» **Exercise brief**: Gather up every line from the entries below that uses the word "circle".

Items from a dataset
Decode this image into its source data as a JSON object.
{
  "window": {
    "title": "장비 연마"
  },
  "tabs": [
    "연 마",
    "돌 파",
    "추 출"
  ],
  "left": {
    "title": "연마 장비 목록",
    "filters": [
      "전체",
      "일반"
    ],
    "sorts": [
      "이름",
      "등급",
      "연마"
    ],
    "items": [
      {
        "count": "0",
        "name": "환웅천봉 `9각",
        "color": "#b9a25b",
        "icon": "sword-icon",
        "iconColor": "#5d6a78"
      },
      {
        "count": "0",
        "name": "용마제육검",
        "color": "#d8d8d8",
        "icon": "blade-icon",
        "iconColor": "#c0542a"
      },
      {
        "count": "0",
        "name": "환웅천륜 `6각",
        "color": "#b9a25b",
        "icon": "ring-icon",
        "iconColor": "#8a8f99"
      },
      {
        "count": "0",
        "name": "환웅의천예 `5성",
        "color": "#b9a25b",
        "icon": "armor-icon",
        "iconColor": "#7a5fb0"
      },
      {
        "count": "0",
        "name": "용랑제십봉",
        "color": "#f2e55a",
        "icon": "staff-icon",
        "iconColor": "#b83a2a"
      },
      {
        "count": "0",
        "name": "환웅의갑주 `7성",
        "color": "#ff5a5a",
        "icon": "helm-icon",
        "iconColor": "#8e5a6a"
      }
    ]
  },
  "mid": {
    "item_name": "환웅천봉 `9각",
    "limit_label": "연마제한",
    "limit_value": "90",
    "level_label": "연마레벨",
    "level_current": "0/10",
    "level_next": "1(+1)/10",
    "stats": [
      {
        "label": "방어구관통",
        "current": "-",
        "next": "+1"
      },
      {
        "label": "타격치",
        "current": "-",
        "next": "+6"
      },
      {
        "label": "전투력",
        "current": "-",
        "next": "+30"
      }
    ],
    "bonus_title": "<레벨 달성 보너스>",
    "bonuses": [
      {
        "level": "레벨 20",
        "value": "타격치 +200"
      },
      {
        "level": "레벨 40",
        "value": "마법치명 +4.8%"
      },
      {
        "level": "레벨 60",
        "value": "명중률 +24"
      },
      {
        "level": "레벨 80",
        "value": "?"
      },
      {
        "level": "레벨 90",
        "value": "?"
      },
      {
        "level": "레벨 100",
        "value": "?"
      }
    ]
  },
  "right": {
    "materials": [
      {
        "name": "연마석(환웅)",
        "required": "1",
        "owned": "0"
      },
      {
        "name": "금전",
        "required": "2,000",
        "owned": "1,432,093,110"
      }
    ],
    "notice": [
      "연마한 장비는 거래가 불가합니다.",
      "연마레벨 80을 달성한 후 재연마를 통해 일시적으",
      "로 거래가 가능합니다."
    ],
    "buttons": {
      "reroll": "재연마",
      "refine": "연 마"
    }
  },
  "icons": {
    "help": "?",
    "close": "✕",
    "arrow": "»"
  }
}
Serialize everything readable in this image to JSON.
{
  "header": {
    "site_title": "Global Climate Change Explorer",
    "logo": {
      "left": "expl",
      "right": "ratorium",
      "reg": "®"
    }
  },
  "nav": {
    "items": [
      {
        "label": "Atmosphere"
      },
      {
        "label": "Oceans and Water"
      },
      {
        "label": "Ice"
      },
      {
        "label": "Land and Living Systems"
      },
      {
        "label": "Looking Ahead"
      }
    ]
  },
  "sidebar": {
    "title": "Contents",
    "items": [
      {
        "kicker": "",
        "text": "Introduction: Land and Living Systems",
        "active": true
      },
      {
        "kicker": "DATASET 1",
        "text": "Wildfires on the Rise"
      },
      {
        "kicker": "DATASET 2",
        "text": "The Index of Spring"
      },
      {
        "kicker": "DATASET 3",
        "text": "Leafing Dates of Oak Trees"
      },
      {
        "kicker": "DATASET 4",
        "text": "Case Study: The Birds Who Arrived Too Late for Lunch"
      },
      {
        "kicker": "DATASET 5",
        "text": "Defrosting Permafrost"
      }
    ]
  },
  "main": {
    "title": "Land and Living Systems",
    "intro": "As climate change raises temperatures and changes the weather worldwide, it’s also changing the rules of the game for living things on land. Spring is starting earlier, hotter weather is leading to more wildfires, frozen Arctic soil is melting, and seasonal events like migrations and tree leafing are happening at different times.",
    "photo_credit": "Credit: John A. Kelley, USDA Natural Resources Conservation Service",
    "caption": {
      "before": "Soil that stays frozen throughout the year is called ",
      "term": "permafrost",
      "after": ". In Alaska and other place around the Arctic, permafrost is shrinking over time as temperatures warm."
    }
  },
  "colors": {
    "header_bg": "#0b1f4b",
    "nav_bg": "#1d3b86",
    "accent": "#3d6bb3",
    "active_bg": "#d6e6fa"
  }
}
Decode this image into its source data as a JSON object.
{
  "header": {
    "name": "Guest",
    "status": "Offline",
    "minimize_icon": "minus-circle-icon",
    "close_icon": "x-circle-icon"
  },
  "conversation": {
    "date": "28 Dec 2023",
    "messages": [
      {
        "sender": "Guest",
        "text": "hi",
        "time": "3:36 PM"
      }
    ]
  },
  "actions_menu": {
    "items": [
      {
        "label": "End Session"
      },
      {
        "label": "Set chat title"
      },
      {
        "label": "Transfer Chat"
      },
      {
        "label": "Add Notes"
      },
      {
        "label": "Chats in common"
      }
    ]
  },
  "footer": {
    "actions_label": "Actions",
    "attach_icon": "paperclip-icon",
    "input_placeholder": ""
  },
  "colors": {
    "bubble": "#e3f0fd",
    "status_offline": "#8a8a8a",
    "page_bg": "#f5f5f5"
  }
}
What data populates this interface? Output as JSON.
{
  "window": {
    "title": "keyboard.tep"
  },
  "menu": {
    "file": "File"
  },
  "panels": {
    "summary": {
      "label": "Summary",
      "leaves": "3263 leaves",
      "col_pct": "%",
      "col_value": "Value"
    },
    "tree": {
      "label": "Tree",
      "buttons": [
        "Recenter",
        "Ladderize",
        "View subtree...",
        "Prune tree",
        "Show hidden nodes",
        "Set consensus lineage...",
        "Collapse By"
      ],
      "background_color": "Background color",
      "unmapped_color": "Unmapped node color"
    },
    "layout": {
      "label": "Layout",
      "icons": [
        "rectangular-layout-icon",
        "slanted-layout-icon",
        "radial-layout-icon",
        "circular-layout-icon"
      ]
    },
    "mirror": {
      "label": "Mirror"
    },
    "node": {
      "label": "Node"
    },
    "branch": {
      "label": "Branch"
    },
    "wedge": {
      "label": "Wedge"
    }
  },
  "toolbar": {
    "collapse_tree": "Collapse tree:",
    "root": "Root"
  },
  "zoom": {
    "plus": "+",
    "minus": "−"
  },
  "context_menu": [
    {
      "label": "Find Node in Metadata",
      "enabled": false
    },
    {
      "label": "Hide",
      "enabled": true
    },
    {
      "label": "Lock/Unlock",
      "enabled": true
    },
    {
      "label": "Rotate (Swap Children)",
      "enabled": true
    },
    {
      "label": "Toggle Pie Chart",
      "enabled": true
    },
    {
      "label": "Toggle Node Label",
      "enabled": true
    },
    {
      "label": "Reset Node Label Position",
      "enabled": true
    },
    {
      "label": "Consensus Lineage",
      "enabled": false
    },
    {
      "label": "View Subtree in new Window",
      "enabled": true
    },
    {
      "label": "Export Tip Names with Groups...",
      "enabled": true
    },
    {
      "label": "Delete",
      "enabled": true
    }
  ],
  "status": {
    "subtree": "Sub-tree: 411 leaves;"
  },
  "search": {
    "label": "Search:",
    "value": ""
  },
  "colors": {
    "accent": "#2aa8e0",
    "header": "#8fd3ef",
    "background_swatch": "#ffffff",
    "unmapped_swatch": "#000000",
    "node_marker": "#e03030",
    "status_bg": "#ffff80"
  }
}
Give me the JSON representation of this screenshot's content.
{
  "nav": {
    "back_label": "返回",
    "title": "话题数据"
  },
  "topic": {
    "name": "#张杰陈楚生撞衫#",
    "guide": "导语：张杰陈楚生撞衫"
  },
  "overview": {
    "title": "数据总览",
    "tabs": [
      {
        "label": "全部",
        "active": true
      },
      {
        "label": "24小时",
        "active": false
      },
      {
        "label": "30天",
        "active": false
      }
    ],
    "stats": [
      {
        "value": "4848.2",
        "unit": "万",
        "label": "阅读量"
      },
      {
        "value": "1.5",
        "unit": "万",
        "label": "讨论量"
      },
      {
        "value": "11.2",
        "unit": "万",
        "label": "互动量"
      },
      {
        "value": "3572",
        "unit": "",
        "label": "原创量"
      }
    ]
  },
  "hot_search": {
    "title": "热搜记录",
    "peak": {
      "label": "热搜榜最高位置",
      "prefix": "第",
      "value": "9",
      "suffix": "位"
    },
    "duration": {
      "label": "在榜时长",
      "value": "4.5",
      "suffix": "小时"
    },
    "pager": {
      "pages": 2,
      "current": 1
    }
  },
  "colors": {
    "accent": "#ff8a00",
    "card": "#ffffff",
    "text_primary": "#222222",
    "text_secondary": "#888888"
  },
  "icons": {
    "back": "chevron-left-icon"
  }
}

» **Solved problem**:
    "minimize_icon": "minus-circle-icon",
    "close_icon": "x-circle-icon"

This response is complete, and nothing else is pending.